# EXERCISE
Write every line of the material out exactly as shown.

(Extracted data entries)
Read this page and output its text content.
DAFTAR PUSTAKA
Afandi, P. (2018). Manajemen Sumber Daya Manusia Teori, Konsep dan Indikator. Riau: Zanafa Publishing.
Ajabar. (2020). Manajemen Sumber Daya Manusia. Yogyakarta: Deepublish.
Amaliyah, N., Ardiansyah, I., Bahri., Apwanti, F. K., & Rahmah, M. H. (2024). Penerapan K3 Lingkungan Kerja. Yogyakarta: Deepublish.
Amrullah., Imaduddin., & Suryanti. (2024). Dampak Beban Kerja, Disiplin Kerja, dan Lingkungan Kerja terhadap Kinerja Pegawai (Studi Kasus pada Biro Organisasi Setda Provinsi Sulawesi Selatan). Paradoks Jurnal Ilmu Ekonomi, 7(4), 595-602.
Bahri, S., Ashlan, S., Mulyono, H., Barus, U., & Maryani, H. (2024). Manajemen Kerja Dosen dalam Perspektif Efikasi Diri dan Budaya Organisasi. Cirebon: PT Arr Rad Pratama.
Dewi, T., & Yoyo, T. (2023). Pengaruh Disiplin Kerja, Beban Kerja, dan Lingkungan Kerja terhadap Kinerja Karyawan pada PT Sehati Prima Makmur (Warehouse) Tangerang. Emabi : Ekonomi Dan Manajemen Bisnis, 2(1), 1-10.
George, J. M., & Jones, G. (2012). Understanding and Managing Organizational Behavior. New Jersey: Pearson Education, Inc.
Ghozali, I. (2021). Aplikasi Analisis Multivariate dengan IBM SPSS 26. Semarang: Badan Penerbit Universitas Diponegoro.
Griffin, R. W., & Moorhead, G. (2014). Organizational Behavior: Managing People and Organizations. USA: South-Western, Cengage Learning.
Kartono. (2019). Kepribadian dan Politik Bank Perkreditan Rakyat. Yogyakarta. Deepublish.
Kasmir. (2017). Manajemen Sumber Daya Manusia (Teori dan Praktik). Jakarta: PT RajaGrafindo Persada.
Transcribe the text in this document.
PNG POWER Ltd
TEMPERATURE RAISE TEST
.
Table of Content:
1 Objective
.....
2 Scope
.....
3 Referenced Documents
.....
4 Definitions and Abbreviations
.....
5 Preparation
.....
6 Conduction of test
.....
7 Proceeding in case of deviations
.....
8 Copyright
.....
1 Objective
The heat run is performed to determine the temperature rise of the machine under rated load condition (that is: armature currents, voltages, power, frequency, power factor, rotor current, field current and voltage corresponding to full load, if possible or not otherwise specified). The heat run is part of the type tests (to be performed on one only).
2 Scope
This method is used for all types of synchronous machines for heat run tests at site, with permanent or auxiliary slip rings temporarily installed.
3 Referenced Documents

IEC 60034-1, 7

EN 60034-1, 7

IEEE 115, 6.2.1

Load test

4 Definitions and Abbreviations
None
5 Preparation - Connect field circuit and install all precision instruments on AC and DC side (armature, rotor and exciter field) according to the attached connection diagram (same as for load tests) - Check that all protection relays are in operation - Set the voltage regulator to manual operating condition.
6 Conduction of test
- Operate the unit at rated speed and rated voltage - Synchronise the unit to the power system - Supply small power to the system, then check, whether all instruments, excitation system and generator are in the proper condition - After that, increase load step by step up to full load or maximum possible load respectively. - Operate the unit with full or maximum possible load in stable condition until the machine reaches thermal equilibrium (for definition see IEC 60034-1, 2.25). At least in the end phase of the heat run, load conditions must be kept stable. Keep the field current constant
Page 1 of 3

# OUTPUT FOR THIS TASK
Read this page and output its text content.
DAFTAR PUSTAKA
Afandi, P. (2018). Manajemen Sumber Daya Manusia Teori, Konsep dan Indikator. Riau: Zanafa Publishing.
Ajabar. (2020). Manajemen Sumber Daya Manusia. Yogyakarta: Deepublish.
Amaliyah, N., Ardiansyah, I., Bahri., Apwanti, F. K., & Rahmah, M. H. (2024). Penerapan K3 Lingkungan Kerja. Yogyakarta: Deepublish.
Amrullah., Imaduddin., & Suryanti. (2024). Dampak Beban Kerja, Disiplin Kerja, dan Lingkungan Kerja terhadap Kinerja Pegawai (Studi Kasus pada Biro Organisasi Setda Provinsi Sulawesi Selatan). Paradoks Jurnal Ilmu Ekonomi, 7(4), 595-602.
Bahri, S., Ashlan, S., Mulyono, H., Barus, U., & Maryani, H. (2024). Manajemen Kerja Dosen dalam Perspektif Efikasi Diri dan Budaya Organisasi. Cirebon: PT Arr Rad Pratama.
Dewi, T., & Yoyo, T. (2023). Pengaruh Disiplin Kerja, Beban Kerja, dan Lingkungan Kerja terhadap Kinerja Karyawan pada PT Sehati Prima Makmur (Warehouse) Tangerang. Emabi : Ekonomi Dan Manajemen Bisnis, 2(1), 1-10.
George, J. M., & Jones, G. (2012). Understanding and Managing Organizational Behavior. New Jersey: Pearson Education, Inc.
Ghozali, I. (2021). Aplikasi Analisis Multivariate dengan IBM SPSS 26. Semarang: Badan Penerbit Universitas Diponegoro.
Griffin, R. W., & Moorhead, G. (2014). Organizational Behavior: Managing People and Organizations. USA: South-Western, Cengage Learning.
Kartono. (2019). Kepribadian dan Politik Bank Perkreditan Rakyat. Yogyakarta. Deepublish.
Kasmir. (2017). Manajemen Sumber Daya Manusia (Teori dan Praktik). Jakarta: PT RajaGrafindo Persada.
Transcribe the text in this document.
PNG POWER Ltd
TEMPERATURE RAISE TEST
.
Table of Content:
1 Objective
.....
2 Scope
.....
3 Referenced Documents
.....
4 Definitions and Abbreviations
.....
5 Preparation
.....
6 Conduction of test
.....
7 Proceeding in case of deviations
.....
8 Copyright
.....
1 Objective
The heat run is performed to determine the temperature rise of the machine under rated load condition (that is: armature currents, voltages, power, frequency, power factor, rotor current, field current and voltage corresponding to full load, if possible or not otherwise specified). The heat run is part of the type tests (to be performed on one only).
2 Scope
This method is used for all types of synchronous machines for heat run tests at site, with permanent or auxiliary slip rings temporarily installed.
3 Referenced Documents

IEC 60034-1, 7

EN 60034-1, 7

IEEE 115, 6.2.1

Load test

4 Definitions and Abbreviations
None
5 Preparation - Connect field circuit and install all precision instruments on AC and DC side (armature, rotor and exciter field) according to the attached connection diagram (same as for load tests) - Check that all protection relays are in operation - Set the voltage regulator to manual operating condition.
6 Conduction of test
- Operate the unit at rated speed and rated voltage - Synchronise the unit to the power system - Supply small power to the system, then check, whether all instruments, excitation system and generator are in the proper condition - After that, increase load step by step up to full load or maximum possible load respectively. - Operate the unit with full or maximum possible load in stable condition until the machine reaches thermal equilibrium (for definition see IEC 60034-1, 2.25). At least in the end phase of the heat run, load conditions must be kept stable. Keep the field current constant
Page 1 of 3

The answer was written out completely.